Bounding box entries
◇ ◇ ◇ ◇

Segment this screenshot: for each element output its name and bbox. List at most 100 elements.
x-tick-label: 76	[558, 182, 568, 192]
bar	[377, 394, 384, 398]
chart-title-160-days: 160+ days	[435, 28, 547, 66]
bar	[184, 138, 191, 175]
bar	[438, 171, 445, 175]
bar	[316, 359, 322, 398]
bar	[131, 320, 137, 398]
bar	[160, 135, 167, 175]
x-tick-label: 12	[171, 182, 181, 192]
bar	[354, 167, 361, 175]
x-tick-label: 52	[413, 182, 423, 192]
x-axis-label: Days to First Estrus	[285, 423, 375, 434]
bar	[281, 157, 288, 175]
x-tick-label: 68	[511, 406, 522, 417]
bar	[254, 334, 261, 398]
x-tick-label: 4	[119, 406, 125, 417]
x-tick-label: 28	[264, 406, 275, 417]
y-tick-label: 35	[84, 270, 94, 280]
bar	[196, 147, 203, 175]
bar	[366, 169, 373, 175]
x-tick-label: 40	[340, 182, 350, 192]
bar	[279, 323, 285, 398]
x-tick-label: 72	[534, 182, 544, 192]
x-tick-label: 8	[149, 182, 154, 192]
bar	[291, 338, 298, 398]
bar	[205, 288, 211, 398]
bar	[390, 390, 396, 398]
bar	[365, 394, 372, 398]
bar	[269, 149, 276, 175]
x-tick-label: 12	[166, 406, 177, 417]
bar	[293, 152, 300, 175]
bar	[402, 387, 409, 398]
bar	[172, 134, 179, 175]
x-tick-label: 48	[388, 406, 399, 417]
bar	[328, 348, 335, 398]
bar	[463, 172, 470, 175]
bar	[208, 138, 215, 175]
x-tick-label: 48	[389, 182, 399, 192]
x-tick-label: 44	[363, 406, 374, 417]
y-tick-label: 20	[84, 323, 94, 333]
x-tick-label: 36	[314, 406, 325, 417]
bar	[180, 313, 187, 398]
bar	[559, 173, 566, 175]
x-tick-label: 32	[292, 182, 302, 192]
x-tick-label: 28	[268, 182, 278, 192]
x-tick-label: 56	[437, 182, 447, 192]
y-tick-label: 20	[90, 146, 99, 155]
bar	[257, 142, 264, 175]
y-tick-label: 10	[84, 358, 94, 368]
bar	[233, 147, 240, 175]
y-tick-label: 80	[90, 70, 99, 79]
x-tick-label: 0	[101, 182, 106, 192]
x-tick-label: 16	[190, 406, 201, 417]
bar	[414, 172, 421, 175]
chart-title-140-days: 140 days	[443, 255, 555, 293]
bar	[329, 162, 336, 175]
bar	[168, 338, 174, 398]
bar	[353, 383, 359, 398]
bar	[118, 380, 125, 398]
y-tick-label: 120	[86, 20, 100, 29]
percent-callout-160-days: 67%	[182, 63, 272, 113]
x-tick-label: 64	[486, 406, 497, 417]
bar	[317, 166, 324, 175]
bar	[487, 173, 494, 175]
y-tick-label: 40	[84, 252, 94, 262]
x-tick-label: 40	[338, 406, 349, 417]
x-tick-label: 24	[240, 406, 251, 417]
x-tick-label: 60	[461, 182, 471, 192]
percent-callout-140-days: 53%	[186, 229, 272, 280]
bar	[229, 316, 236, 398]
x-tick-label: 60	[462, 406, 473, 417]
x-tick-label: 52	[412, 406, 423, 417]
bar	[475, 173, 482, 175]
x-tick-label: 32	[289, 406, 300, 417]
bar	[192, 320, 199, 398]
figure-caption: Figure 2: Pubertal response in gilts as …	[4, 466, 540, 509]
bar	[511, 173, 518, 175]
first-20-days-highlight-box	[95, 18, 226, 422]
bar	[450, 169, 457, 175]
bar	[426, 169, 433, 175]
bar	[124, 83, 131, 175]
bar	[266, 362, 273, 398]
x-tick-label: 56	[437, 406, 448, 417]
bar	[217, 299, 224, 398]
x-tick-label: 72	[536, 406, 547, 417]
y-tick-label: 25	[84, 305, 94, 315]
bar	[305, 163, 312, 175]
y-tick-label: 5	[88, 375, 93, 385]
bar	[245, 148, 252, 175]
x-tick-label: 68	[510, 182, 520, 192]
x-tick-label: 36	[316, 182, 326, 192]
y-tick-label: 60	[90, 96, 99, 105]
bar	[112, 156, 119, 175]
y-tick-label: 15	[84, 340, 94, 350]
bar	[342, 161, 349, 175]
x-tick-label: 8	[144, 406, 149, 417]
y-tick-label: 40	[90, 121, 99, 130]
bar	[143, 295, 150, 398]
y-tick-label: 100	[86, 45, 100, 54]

◇ ◇ ◇ ◇

Rewrite the data from its first line through the line containing "182, 423, 192]", inclusive, switching "bar" to "column" and leaving everything else unchanged. Give only those lines.

**Completed task**
Segment this screenshot: for each element output its name and bbox. List at most 100 elements.
x-tick-label: 76	[558, 182, 568, 192]
column	[377, 394, 384, 398]
chart-title-160-days: 160+ days	[435, 28, 547, 66]
column	[184, 138, 191, 175]
column	[438, 171, 445, 175]
column	[316, 359, 322, 398]
column	[131, 320, 137, 398]
column	[160, 135, 167, 175]
x-tick-label: 12	[171, 182, 181, 192]
column	[354, 167, 361, 175]
x-tick-label: 52	[413, 182, 423, 192]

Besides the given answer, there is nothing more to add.